- **PROBLEM TO WORK ON**
In the data below, find every line that has the string "deux", and copy it.

- **RECORD EXTRACTS**
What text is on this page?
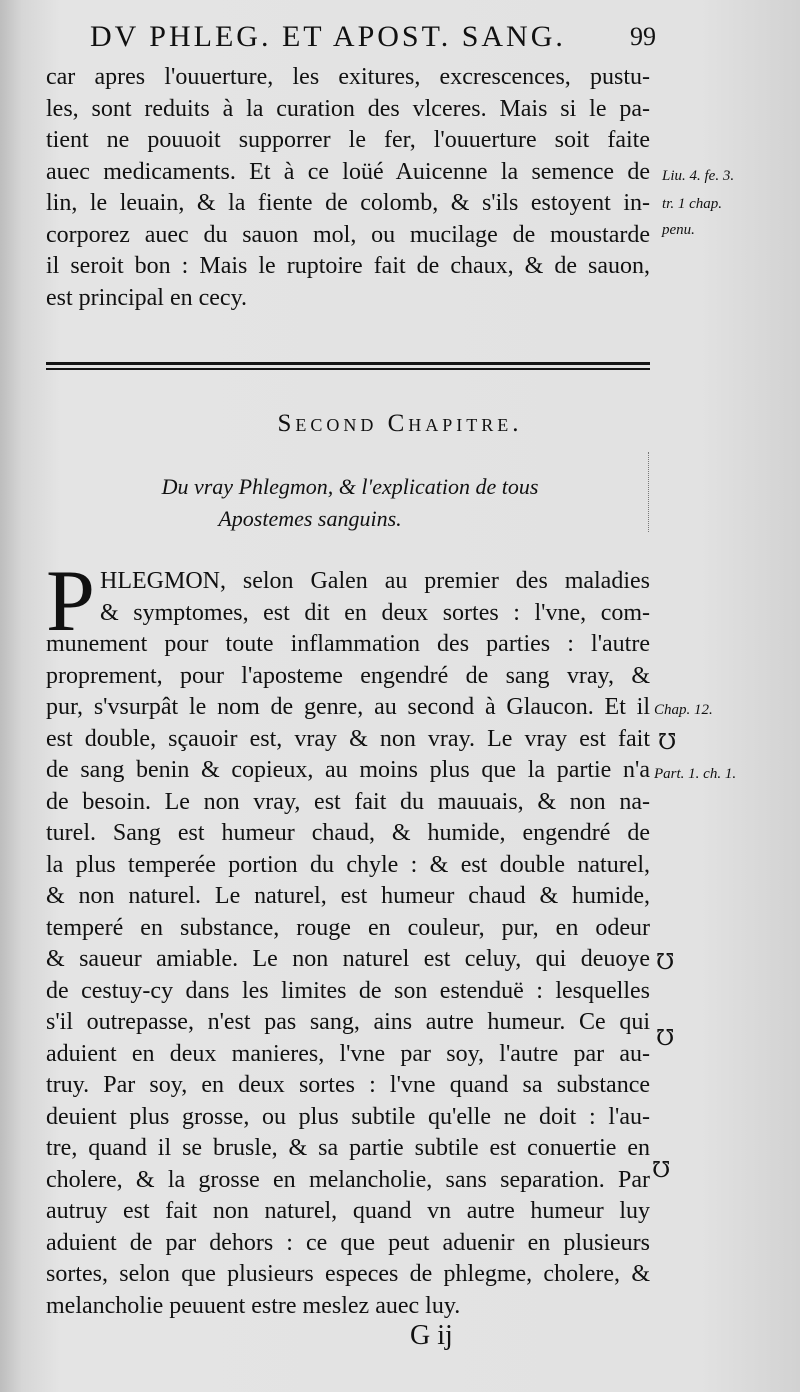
DV PHLEG. ET APOST. SANG. 99
car apres l'ouuerture, les exitures, excrescences, pustu-
les, sont reduits à la curation des vlceres. Mais si le pa-
tient ne pouuoit supporrer le fer, l'ouuerture soit faite
auec medicaments. Et à ce loüé Auicenne la semence de
lin, le leuain, & la fiente de colomb, & s'ils estoyent in-
corporez auec du sauon mol, ou mucilage de moustarde
il seroit bon : Mais le ruptoire fait de chaux, & de sauon,
est principal en cecy.
Liu. 4. fe. 3.
tr. 1 chap.
penu.
Second Chapitre.
Du vray Phlegmon, & l'explication de tous
Apostemes sanguins.
P HLEGMON, selon Galen au premier des maladies
& symptomes, est dit en deux sortes : l'vne, com-
munement pour toute inflammation des parties : l'autre
proprement, pour l'aposteme engendré de sang vray, &
pur, s'vsurpât le nom de genre, au second à Glaucon. Et il
est double, sçauoir est, vray & non vray. Le vray est fait
de sang benin & copieux, au moins plus que la partie n'a
de besoin. Le non vray, est fait du mauuais, & non na-
turel. Sang est humeur chaud, & humide, engendré de
la plus temperée portion du chyle : & est double naturel,
& non naturel. Le naturel, est humeur chaud & humide,
temperé en substance, rouge en couleur, pur, en odeur
& saueur amiable. Le non naturel est celuy, qui deuoye
de cestuy-cy dans les limites de son estenduë : lesquelles
s'il outrepasse, n'est pas sang, ains autre humeur. Ce qui
aduient en deux manieres, l'vne par soy, l'autre par au-
truy. Par soy, en deux sortes : l'vne quand sa substance
deuient plus grosse, ou plus subtile qu'elle ne doit : l'au-
tre, quand il se brusle, & sa partie subtile est conuertie en
cholere, & la grosse en melancholie, sans separation. Par
autruy est fait non naturel, quand vn autre humeur luy
aduient de par dehors : ce que peut aduenir en plusieurs
sortes, selon que plusieurs especes de phlegme, cholere, &
melancholie peuuent estre meslez auec luy.
Chap. 12.
℧
Part. 1. ch. 1.
℧
℧
℧
G ij
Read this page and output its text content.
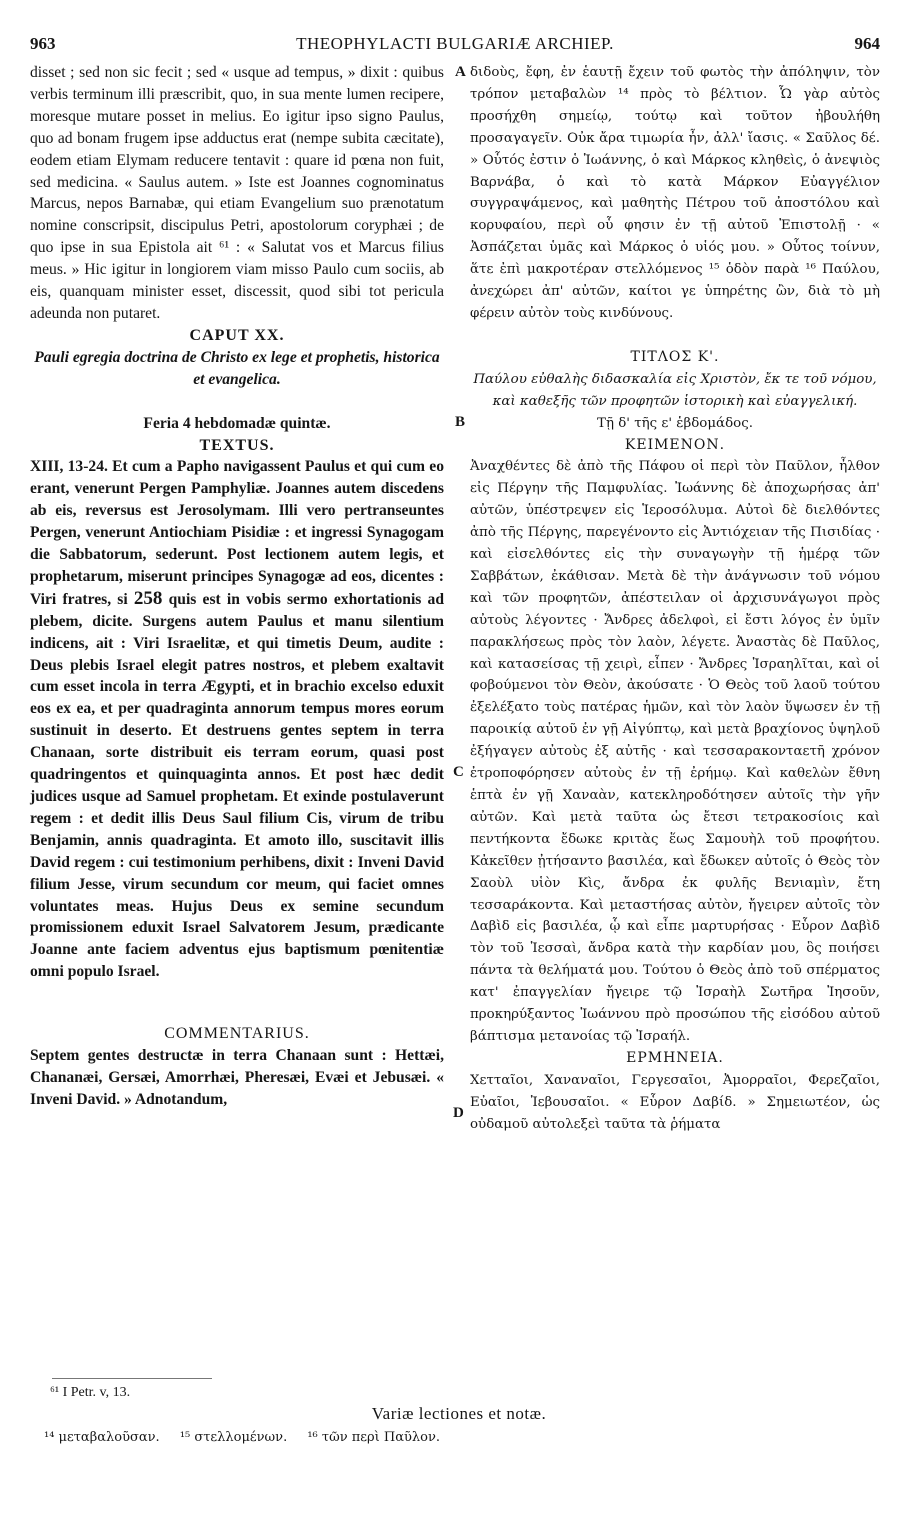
963	THEOPHYLACTI BULGARIÆ ARCHIEP.	964

disset ; sed non sic fecit ; sed « usque ad tempus, » dixit : quibus verbis terminum illi præscribit, quo, in sua mente lumen recipere, moresque mutare posset in melius. Eo igitur ipso signo Paulus, quo ad bonam frugem ipse adductus erat (nempe subita cæcitate), eodem etiam Elymam reducere tentavit : quare id pœna non fuit, sed medicina. « Saulus autem. » Iste est Joannes cognominatus Marcus, nepos Barnabæ, qui etiam Evangelium suo prænotatum nomine conscripsit, discipulus Petri, apostolorum coryphæi ; de quo ipse in sua Epistola ait ⁶¹ : « Salutat vos et Marcus filius meus. » Hic igitur in longiorem viam misso Paulo cum sociis, ab eis, quanquam minister esset, discessit, quod sibi tot pericula adeunda non putaret.

CAPUT XX.

Pauli egregia doctrina de Christo ex lege et prophetis, historica et evangelica.

Feria 4 hebdomadæ quintæ.

TEXTUS.

XIII, 13-24. Et cum a Papho navigassent Paulus et qui cum eo erant, venerunt Pergen Pamphyliæ. Joannes autem discedens ab eis, reversus est Jerosolymam. Illi vero pertranseuntes Pergen, venerunt Antiochiam Pisidiæ : et ingressi Synagogam die Sabbatorum, sederunt. Post lectionem autem legis, et prophetarum, miserunt principes Synagogæ ad eos, dicentes : Viri fratres, si 258 quis est in vobis sermo exhortationis ad plebem, dicite. Surgens autem Paulus et manu silentium indicens, ait : Viri Israelitæ, et qui timetis Deum, audite : Deus plebis Israel elegit patres nostros, et plebem exaltavit cum esset incola in terra Ægypti, et in brachio excelso eduxit eos ex ea, et per quadraginta annorum tempus mores eorum sustinuit in deserto. Et destruens gentes septem in terra Chanaan, sorte distribuit eis terram eorum, quasi post quadringentos et quinquaginta annos. Et post hæc dedit judices usque ad Samuel prophetam. Et exinde postulaverunt regem : et dedit illis Deus Saul filium Cis, virum de tribu Benjamin, annis quadraginta. Et amoto illo, suscitavit illis David regem : cui testimonium perhibens, dixit : Inveni David filium Jesse, virum secundum cor meum, qui faciet omnes voluntates meas. Hujus Deus ex semine secundum promissionem eduxit Israel Salvatorem Jesum, prædicante Joanne ante faciem adventus ejus baptismum pœnitentiæ omni populo Israel.

COMMENTARIUS.

Septem gentes destructæ in terra Chanaan sunt : Hettæi, Chananæi, Gersæi, Amorrhæi, Pheresæi, Evæi et Jebusæi. « Inveni David. » Adnotandum,

διδοὺς, ἔφη, ἐν ἑαυτῇ ἔχειν τοῦ φωτὸς τὴν ἀπόληψιν, τὸν τρόπον μεταβαλὼν ¹⁴ πρὸς τὸ βέλτιον. Ὧ γὰρ αὐτὸς προσήχθη σημείῳ, τούτῳ καὶ τοῦτον ἠβουλήθη προσαγαγεῖν. Οὐκ ἄρα τιμωρία ἦν, ἀλλ' ἴασις. « Σαῦλος δέ. » Οὗτός ἐστιν ὁ Ἰωάννης, ὁ καὶ Μάρκος κληθεὶς, ὁ ἀνεψιὸς Βαρνάβα, ὁ καὶ τὸ κατὰ Μάρκον Εὐαγγέλιον συγγραψάμενος, καὶ μαθητὴς Πέτρου τοῦ ἀποστόλου καὶ κορυφαίου, περὶ οὗ φησιν ἐν τῇ αὐτοῦ Ἐπιστολῇ · « Ἀσπάζεται ὑμᾶς καὶ Μάρκος ὁ υἱός μου. » Οὗτος τοίνυν, ἅτε ἐπὶ μακροτέραν στελλόμενος ¹⁵ ὁδὸν παρὰ ¹⁶ Παύλου, ἀνεχώρει ἀπ' αὐτῶν, καίτοι γε ὑπηρέτης ὢν, διὰ τὸ μὴ φέρειν αὐτὸν τοὺς κινδύνους.

ΤΙΤΛΟΣ Κ'.

Παύλου εὐθαλὴς διδασκαλία εἰς Χριστὸν, ἔκ τε τοῦ νόμου, καὶ καθεξῆς τῶν προφητῶν ἱστορικὴ καὶ εὐαγγελική.

Τῇ δ' τῆς ε' ἑβδομάδος.

ΚΕΙΜΕΝΟΝ.

Ἀναχθέντες δὲ ἀπὸ τῆς Πάφου οἱ περὶ τὸν Παῦλον, ἦλθον εἰς Πέργην τῆς Παμφυλίας. Ἰωάννης δὲ ἀποχωρήσας ἀπ' αὐτῶν, ὑπέστρεψεν εἰς Ἱεροσόλυμα. Αὐτοὶ δὲ διελθόντες ἀπὸ τῆς Πέργης, παρεγένοντο εἰς Ἀντιόχειαν τῆς Πισιδίας · καὶ εἰσελθόντες εἰς τὴν συναγωγὴν τῇ ἡμέρᾳ τῶν Σαββάτων, ἐκάθισαν. Μετὰ δὲ τὴν ἀνάγνωσιν τοῦ νόμου καὶ τῶν προφητῶν, ἀπέστειλαν οἱ ἀρχισυνάγωγοι πρὸς αὐτοὺς λέγοντες · Ἄνδρες ἀδελφοὶ, εἰ ἔστι λόγος ἐν ὑμῖν παρακλήσεως πρὸς τὸν λαὸν, λέγετε. Ἀναστὰς δὲ Παῦλος, καὶ κατασείσας τῇ χειρὶ, εἶπεν · Ἄνδρες Ἰσραηλῖται, καὶ οἱ φοβούμενοι τὸν Θεὸν, ἀκούσατε · Ὁ Θεὸς τοῦ λαοῦ τούτου ἐξελέξατο τοὺς πατέρας ἡμῶν, καὶ τὸν λαὸν ὕψωσεν ἐν τῇ παροικίᾳ αὐτοῦ ἐν γῇ Αἰγύπτῳ, καὶ μετὰ βραχίονος ὑψηλοῦ ἐξήγαγεν αὐτοὺς ἐξ αὐτῆς · καὶ τεσσαρακονταετῆ χρόνον ἐτροποφόρησεν αὐτοὺς ἐν τῇ ἐρήμῳ. Καὶ καθελὼν ἔθνη ἑπτὰ ἐν γῇ Χαναὰν, κατεκληροδότησεν αὐτοῖς τὴν γῆν αὐτῶν. Καὶ μετὰ ταῦτα ὡς ἔτεσι τετρακοσίοις καὶ πεντήκοντα ἔδωκε κριτὰς ἕως Σαμουὴλ τοῦ προφήτου. Κἀκεῖθεν ᾐτήσαντο βασιλέα, καὶ ἔδωκεν αὐτοῖς ὁ Θεὸς τὸν Σαοὺλ υἱὸν Κὶς, ἄνδρα ἐκ φυλῆς Βενιαμὶν, ἔτη τεσσαράκοντα. Καὶ μεταστήσας αὐτὸν, ἤγειρεν αὐτοῖς τὸν Δαβὶδ εἰς βασιλέα, ᾧ καὶ εἶπε μαρτυρήσας · Εὗρον Δαβὶδ τὸν τοῦ Ἰεσσαὶ, ἄνδρα κατὰ τὴν καρδίαν μου, ὃς ποιήσει πάντα τὰ θελήματά μου. Τούτου ὁ Θεὸς ἀπὸ τοῦ σπέρματος κατ' ἐπαγγελίαν ἤγειρε τῷ Ἰσραὴλ Σωτῆρα Ἰησοῦν, προκηρύξαντος Ἰωάννου πρὸ προσώπου τῆς εἰσόδου αὐτοῦ βάπτισμα μετανοίας τῷ Ἰσραήλ.

ΕΡΜΗΝΕΙΑ.

Χετταῖοι, Χαναναῖοι, Γεργεσαῖοι, Ἀμορραῖοι, Φερεζαῖοι, Εὐαῖοι, Ἰεβουσαῖοι. « Εὗρον Δαβίδ. » Σημειωτέον, ὡς οὐδαμοῦ αὐτολεξεὶ ταῦτα τὰ ῥήματα

A
B
C
D
⁶¹ I Petr. v, 13.
Variæ lectiones et notæ.
¹⁴ μεταβαλοῦσαν. ¹⁵ στελλομένων. ¹⁶ τῶν περὶ Παῦλον.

- **THE OUTPUT**
& symptomes, est dit en deux sortes : l'vne, com-
aduient en deux manieres, l'vne par soy, l'autre par au-
truy. Par soy, en deux sortes : l'vne quand sa substance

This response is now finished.